[Required task]: Update the rows from the start of the list through the line containing "882, 429, 898]" by changing "knob-dial" to "rotary-knob" and keeping everything else the same.

+++ Data provided

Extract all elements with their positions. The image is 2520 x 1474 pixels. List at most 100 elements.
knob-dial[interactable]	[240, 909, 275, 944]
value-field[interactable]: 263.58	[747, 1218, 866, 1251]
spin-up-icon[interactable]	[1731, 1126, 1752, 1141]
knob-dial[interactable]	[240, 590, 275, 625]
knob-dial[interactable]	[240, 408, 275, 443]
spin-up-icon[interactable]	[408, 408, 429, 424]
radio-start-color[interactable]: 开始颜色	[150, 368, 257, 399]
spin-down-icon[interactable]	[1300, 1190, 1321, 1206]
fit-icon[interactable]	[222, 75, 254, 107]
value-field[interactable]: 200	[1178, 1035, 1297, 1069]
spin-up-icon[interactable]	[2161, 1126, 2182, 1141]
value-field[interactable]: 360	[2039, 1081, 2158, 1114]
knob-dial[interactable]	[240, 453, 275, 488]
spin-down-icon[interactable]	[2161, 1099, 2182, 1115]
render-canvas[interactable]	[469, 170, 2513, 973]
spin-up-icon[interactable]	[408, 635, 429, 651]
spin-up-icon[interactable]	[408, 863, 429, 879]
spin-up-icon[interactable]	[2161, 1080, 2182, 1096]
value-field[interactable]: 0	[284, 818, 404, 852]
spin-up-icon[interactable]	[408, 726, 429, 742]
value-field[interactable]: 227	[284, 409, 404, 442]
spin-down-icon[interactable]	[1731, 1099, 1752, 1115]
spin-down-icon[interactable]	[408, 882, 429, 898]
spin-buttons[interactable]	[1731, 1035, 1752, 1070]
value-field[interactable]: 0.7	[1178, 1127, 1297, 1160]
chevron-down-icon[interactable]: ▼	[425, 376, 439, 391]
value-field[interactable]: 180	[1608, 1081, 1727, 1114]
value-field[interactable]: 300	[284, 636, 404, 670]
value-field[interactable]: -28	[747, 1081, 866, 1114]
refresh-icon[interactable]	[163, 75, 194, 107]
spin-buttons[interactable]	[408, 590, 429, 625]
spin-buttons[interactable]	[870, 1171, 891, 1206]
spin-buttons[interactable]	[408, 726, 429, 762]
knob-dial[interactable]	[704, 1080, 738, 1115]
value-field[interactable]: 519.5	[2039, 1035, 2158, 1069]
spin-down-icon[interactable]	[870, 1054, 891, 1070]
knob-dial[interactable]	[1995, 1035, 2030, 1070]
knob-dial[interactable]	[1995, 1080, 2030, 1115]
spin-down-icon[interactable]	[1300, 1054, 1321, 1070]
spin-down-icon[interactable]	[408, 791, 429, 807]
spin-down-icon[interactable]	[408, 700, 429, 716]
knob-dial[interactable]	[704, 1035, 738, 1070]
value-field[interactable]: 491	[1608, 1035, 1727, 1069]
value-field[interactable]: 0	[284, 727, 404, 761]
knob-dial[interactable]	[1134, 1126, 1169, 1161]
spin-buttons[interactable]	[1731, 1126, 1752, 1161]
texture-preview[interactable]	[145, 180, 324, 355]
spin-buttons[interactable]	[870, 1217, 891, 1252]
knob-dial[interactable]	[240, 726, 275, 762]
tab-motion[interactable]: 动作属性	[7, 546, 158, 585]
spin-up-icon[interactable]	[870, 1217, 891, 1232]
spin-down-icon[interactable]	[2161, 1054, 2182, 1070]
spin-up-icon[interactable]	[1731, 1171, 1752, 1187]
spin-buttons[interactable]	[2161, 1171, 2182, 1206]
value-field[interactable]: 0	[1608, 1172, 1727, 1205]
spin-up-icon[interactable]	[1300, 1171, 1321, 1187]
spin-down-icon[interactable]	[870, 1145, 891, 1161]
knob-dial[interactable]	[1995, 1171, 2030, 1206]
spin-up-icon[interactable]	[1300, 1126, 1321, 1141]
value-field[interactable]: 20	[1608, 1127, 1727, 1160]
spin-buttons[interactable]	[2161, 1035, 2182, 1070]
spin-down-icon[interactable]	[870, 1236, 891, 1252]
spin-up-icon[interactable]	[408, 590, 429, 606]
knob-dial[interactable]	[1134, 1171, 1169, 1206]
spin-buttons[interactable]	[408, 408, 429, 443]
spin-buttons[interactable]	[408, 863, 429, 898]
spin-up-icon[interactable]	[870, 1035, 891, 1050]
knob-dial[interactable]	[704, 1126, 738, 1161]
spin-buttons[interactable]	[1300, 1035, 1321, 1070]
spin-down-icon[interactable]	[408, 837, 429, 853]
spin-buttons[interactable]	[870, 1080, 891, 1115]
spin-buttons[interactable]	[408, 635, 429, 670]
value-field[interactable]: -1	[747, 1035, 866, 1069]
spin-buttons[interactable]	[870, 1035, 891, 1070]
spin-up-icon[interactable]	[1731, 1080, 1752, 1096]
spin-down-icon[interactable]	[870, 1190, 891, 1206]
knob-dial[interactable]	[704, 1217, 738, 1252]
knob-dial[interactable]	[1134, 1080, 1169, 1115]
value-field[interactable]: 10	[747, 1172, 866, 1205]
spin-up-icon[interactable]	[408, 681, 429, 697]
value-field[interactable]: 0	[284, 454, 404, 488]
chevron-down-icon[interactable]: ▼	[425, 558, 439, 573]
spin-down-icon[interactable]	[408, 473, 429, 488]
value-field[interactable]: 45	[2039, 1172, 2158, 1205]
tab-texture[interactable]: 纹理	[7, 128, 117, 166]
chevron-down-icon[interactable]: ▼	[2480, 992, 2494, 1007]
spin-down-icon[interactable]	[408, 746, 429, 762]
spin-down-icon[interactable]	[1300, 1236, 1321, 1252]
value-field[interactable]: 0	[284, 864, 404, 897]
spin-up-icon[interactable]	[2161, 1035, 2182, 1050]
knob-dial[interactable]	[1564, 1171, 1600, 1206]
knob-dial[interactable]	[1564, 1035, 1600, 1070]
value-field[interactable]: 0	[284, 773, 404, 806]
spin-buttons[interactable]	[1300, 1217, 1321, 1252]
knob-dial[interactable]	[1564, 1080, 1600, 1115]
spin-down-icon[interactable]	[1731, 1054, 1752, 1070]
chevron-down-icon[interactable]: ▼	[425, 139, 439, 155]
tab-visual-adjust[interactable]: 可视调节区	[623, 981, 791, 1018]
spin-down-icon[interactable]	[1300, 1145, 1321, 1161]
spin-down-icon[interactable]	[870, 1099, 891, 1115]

++++++

[Exercise answer]:
Extract all elements with their positions. The image is 2520 x 1474 pixels. List at most 100 elements.
rotary-knob[interactable]	[240, 909, 275, 944]
value-field[interactable]: 263.58	[747, 1218, 866, 1251]
spin-up-icon[interactable]	[1731, 1126, 1752, 1141]
rotary-knob[interactable]	[240, 590, 275, 625]
rotary-knob[interactable]	[240, 408, 275, 443]
spin-up-icon[interactable]	[408, 408, 429, 424]
radio-start-color[interactable]: 开始颜色	[150, 368, 257, 399]
spin-down-icon[interactable]	[1300, 1190, 1321, 1206]
fit-icon[interactable]	[222, 75, 254, 107]
value-field[interactable]: 200	[1178, 1035, 1297, 1069]
spin-up-icon[interactable]	[2161, 1126, 2182, 1141]
value-field[interactable]: 360	[2039, 1081, 2158, 1114]
rotary-knob[interactable]	[240, 453, 275, 488]
spin-down-icon[interactable]	[2161, 1099, 2182, 1115]
render-canvas[interactable]	[469, 170, 2513, 973]
spin-up-icon[interactable]	[408, 635, 429, 651]
spin-up-icon[interactable]	[408, 863, 429, 879]
spin-up-icon[interactable]	[2161, 1080, 2182, 1096]
value-field[interactable]: 0	[284, 818, 404, 852]
spin-up-icon[interactable]	[408, 726, 429, 742]
value-field[interactable]: 227	[284, 409, 404, 442]
spin-down-icon[interactable]	[1731, 1099, 1752, 1115]
spin-down-icon[interactable]	[408, 882, 429, 898]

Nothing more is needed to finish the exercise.